> _WHAT YOU HAVE TO DO_
Pull every line holding the string "placeholder" from the records below.

Dataset items
______
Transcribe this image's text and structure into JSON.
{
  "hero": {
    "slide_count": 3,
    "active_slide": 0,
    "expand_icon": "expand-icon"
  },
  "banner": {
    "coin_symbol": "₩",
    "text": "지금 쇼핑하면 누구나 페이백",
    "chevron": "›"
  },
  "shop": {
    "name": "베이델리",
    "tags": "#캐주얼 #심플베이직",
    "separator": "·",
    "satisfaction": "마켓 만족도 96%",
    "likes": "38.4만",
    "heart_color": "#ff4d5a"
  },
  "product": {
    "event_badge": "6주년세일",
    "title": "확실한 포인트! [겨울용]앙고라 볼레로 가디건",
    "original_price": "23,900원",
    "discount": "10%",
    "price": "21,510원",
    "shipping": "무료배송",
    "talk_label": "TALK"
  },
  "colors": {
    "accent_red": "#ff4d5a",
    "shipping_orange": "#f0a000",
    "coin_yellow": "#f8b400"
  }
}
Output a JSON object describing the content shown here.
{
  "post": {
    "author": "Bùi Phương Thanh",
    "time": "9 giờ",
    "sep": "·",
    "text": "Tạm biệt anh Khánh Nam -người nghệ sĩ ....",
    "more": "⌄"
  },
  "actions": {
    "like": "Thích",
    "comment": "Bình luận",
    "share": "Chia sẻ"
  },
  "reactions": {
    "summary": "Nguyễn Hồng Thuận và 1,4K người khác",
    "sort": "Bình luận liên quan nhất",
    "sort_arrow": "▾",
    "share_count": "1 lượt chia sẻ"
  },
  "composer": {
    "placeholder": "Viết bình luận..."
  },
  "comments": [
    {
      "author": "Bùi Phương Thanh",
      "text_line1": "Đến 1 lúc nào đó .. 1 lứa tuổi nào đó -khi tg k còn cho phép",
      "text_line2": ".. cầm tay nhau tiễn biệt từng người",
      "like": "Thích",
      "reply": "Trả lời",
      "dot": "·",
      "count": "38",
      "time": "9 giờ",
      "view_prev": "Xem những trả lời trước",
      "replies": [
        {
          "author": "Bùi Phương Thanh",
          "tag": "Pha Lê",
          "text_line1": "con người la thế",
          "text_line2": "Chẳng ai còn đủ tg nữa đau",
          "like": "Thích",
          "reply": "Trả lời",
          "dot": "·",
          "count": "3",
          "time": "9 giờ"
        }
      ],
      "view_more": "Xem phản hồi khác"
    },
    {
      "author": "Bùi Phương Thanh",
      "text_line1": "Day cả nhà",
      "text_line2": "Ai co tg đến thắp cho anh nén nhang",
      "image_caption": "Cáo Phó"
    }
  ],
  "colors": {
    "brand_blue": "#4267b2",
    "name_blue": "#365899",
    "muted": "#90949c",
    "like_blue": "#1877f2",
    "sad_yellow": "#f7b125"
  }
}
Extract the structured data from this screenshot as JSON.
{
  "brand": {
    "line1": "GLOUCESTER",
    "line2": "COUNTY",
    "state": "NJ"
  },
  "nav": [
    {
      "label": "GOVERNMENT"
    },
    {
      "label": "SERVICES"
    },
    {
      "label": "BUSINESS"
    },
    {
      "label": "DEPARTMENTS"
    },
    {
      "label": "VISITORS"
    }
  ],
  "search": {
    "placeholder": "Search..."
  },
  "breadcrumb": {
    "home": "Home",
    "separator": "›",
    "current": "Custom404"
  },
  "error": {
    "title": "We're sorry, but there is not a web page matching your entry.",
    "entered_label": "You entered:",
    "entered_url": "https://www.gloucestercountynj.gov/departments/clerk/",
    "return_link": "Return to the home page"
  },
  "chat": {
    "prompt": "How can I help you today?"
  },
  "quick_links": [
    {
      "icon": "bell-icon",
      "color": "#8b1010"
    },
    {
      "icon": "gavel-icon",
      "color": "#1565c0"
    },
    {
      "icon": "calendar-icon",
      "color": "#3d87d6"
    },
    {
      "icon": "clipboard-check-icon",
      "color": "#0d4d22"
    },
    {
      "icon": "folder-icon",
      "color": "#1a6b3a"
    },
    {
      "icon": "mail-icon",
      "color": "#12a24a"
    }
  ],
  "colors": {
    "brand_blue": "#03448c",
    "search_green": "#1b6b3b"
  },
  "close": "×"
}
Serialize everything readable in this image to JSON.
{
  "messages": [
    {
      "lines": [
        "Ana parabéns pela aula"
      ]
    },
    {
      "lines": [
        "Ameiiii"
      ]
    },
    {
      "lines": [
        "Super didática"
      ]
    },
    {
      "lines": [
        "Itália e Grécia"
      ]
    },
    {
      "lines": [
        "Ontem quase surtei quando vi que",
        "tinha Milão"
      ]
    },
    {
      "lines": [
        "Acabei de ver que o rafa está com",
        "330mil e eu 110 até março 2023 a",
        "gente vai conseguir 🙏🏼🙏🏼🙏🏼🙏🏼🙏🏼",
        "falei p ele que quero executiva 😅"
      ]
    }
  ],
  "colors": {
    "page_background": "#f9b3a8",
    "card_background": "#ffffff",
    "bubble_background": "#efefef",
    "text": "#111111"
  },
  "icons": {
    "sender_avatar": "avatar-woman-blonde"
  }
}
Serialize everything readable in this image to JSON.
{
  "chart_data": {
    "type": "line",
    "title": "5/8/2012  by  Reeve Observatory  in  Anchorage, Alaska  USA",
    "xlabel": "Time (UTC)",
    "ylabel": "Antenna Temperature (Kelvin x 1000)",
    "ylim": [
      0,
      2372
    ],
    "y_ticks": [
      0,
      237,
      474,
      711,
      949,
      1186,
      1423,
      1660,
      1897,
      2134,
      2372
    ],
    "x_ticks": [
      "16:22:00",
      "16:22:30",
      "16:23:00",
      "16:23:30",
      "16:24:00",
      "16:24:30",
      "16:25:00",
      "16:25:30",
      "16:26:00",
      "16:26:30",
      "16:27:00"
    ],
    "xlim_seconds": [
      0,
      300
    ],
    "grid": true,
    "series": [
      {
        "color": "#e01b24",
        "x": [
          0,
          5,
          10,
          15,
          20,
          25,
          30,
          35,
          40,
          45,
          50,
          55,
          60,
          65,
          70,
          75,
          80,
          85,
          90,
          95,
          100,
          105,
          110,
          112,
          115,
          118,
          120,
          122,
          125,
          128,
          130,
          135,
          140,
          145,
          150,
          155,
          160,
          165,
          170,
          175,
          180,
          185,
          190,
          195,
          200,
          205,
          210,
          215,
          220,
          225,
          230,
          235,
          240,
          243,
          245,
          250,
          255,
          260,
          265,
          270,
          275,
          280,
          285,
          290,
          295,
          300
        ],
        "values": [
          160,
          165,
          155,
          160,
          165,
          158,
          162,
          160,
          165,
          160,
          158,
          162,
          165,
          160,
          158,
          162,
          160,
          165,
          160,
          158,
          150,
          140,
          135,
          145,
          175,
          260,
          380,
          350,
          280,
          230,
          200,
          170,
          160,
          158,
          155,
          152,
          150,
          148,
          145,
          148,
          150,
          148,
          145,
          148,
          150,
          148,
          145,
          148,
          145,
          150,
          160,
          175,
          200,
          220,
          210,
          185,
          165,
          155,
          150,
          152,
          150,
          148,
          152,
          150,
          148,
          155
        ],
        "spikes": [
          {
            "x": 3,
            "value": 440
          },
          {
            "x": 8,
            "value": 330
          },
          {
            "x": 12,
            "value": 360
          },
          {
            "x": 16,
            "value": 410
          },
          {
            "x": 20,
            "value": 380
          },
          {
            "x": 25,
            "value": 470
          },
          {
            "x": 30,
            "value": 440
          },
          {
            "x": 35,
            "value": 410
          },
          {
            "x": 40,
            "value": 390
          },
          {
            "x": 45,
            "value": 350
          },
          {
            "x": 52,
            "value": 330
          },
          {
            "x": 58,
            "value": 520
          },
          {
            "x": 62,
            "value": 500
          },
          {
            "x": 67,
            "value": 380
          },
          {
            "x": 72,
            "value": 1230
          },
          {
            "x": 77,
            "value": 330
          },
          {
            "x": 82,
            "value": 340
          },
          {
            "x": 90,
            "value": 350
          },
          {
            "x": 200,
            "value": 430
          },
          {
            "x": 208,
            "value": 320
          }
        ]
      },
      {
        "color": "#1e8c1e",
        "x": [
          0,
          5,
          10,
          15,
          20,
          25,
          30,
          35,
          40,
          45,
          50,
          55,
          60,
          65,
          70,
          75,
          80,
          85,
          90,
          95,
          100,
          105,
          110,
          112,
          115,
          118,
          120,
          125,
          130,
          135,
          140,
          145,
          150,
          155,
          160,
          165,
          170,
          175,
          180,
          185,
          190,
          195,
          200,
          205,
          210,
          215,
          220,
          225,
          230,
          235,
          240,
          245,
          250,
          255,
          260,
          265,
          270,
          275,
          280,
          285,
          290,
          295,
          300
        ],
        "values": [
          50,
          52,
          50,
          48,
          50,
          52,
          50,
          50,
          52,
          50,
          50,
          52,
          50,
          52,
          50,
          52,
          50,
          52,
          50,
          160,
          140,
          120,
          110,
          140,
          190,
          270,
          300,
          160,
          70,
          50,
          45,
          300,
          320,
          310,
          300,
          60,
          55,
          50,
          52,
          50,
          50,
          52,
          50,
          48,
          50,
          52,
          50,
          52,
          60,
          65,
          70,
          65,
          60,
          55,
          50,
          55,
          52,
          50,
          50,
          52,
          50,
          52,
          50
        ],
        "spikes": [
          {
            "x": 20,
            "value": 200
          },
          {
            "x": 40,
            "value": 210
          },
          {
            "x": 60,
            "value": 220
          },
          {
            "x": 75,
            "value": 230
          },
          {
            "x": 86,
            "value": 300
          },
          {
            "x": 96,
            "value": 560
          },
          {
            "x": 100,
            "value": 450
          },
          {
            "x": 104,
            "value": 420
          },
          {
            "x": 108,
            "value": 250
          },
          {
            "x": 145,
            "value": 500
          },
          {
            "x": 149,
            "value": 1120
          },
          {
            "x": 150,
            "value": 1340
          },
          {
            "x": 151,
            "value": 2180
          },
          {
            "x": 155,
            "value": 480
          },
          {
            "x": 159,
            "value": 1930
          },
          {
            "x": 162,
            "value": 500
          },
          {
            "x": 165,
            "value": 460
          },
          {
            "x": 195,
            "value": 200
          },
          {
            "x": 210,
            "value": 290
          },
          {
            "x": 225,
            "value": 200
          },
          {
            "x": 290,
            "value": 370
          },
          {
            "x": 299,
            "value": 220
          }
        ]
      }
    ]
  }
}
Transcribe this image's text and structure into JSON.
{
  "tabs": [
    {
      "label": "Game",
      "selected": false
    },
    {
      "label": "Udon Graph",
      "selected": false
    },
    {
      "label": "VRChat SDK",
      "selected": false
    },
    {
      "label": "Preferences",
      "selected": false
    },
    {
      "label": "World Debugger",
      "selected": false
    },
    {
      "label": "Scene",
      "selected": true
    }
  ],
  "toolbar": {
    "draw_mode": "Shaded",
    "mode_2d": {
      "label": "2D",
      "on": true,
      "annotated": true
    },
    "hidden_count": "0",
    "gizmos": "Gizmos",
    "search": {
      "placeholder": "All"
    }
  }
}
______
> _TASK RESULT_
    "placeholder": "Viết bình luận..."
    "placeholder": "Search..."
      "placeholder": "All"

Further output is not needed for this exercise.